Repeat every line below exactly, word for word.

**Provided data**.
┌──

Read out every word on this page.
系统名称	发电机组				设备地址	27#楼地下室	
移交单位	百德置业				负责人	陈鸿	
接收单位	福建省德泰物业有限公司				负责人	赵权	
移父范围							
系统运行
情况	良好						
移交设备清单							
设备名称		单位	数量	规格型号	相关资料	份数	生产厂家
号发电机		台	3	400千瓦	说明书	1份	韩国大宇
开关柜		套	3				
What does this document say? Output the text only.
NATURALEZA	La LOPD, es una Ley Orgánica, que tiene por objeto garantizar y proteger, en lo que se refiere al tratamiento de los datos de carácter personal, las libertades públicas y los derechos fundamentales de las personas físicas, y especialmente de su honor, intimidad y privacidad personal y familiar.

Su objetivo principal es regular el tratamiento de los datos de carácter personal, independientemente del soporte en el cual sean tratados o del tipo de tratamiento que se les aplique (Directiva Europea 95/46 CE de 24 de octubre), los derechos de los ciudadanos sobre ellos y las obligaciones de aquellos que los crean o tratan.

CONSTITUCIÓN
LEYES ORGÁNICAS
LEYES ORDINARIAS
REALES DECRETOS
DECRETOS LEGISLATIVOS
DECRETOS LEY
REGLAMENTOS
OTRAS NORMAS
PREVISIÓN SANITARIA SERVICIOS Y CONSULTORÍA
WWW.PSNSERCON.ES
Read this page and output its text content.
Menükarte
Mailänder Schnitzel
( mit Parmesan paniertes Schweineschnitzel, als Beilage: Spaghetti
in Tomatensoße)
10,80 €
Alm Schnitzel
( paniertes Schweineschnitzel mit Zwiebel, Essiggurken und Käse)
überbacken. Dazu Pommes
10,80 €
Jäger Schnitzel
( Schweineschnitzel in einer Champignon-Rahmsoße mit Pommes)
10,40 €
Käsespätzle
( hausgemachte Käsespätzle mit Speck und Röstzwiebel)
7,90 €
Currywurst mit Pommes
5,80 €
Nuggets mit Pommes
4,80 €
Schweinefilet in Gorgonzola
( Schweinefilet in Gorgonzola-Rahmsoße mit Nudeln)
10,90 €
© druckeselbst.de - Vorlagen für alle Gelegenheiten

└──

**Output**.
Read out every word on this page.
系统名称	发电机组				设备地址	27#楼地下室	
移交单位	百德置业				负责人	陈鸿	
接收单位	福建省德泰物业有限公司				负责人	赵权	
移父范围							
系统运行
情况	良好						
移交设备清单							
设备名称		单位	数量	规格型号	相关资料	份数	生产厂家
号发电机		台	3	400千瓦	说明书	1份	韩国大宇
开关柜		套	3				
What does this document say? Output the text only.
NATURALEZA	La LOPD, es una Ley Orgánica, que tiene por objeto garantizar y proteger, en lo que se refiere al tratamiento de los datos de carácter personal, las libertades públicas y los derechos fundamentales de las personas físicas, y especialmente de su honor, intimidad y privacidad personal y familiar.

Su objetivo principal es regular el tratamiento de los datos de carácter personal, independientemente del soporte en el cual sean tratados o del tipo de tratamiento que se les aplique (Directiva Europea 95/46 CE de 24 de octubre), los derechos de los ciudadanos sobre ellos y las obligaciones de aquellos que los crean o tratan.

CONSTITUCIÓN
LEYES ORGÁNICAS
LEYES ORDINARIAS
REALES DECRETOS
DECRETOS LEGISLATIVOS
DECRETOS LEY
REGLAMENTOS
OTRAS NORMAS
PREVISIÓN SANITARIA SERVICIOS Y CONSULTORÍA
WWW.PSNSERCON.ES
Read this page and output its text content.
Menükarte
Mailänder Schnitzel
( mit Parmesan paniertes Schweineschnitzel, als Beilage: Spaghetti
in Tomatensoße)
10,80 €
Alm Schnitzel
( paniertes Schweineschnitzel mit Zwiebel, Essiggurken und Käse)
überbacken. Dazu Pommes
10,80 €
Jäger Schnitzel
( Schweineschnitzel in einer Champignon-Rahmsoße mit Pommes)
10,40 €
Käsespätzle
( hausgemachte Käsespätzle mit Speck und Röstzwiebel)
7,90 €
Currywurst mit Pommes
5,80 €
Nuggets mit Pommes
4,80 €
Schweinefilet in Gorgonzola
( Schweinefilet in Gorgonzola-Rahmsoße mit Nudeln)
10,90 €
© druckeselbst.de - Vorlagen für alle Gelegenheiten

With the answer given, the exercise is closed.